>>>
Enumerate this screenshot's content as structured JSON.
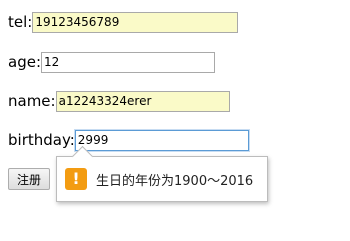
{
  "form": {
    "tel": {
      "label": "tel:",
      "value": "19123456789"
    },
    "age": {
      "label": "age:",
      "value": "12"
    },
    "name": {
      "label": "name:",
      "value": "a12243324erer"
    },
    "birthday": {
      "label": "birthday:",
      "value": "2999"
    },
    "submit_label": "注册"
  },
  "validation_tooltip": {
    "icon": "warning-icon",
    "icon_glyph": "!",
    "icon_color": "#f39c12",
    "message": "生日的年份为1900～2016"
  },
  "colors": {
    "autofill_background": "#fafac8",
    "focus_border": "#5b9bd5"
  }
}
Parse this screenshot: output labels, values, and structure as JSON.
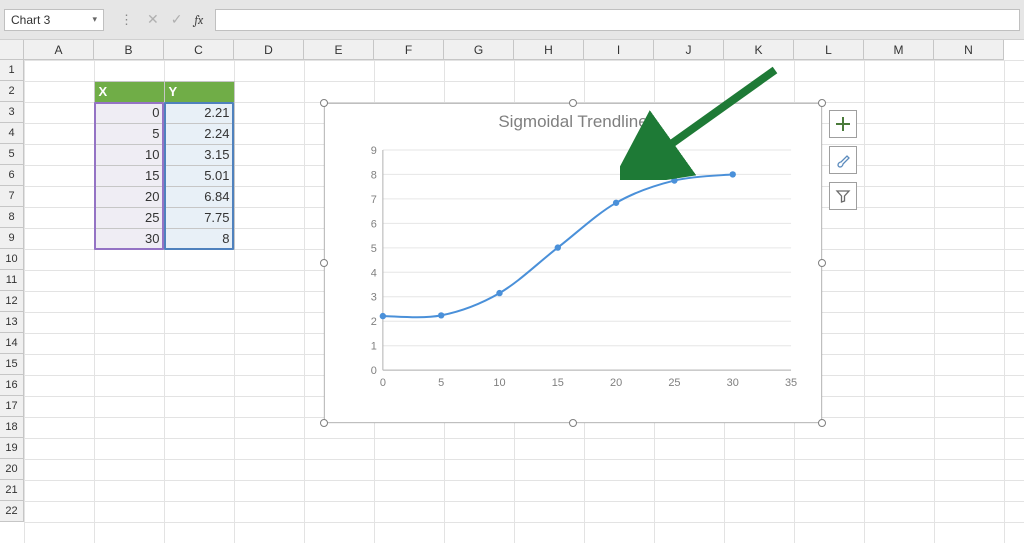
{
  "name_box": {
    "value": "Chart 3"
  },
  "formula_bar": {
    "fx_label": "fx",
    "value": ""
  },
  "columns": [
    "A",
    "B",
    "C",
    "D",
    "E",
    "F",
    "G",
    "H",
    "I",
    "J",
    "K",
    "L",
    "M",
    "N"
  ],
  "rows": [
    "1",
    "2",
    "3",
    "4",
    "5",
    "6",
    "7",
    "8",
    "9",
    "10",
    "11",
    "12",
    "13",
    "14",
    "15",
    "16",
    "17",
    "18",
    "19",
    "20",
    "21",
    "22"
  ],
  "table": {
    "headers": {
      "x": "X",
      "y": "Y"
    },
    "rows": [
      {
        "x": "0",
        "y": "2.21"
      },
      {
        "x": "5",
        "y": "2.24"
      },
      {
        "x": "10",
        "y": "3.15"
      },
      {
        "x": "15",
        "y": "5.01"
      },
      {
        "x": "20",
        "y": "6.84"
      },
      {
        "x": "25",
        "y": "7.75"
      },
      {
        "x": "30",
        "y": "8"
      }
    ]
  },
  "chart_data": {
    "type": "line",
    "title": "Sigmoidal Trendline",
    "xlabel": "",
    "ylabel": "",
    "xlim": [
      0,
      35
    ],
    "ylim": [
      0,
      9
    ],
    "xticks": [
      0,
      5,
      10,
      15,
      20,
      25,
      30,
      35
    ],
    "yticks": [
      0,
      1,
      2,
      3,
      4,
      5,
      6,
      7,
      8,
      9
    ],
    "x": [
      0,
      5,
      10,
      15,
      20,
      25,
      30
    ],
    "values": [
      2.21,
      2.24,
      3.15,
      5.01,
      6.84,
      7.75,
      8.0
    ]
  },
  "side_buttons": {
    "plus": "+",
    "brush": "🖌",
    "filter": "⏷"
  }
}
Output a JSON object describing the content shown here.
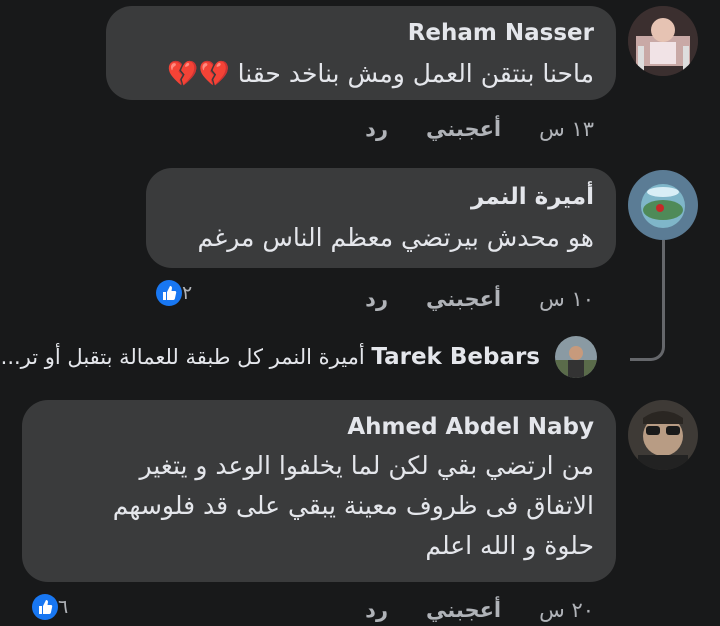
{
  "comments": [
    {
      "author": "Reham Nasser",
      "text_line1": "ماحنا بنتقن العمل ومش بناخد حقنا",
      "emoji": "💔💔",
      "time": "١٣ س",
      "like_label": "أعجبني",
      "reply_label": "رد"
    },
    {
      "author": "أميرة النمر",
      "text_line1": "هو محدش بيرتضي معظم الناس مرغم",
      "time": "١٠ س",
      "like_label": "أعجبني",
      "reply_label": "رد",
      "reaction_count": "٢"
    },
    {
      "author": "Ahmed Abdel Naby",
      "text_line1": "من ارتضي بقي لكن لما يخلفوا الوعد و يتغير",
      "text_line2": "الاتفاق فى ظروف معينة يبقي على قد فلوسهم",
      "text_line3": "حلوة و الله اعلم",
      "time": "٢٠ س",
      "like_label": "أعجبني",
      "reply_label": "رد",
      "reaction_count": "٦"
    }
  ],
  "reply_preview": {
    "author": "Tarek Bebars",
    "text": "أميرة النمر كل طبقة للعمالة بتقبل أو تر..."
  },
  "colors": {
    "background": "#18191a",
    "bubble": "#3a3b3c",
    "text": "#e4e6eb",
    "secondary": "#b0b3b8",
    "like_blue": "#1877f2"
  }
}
<<<
» Work required
Collect, from the material above, every line containing the word "values".

» In response
Parse this screenshot: output labels, values, and structure as JSON.
    "values": [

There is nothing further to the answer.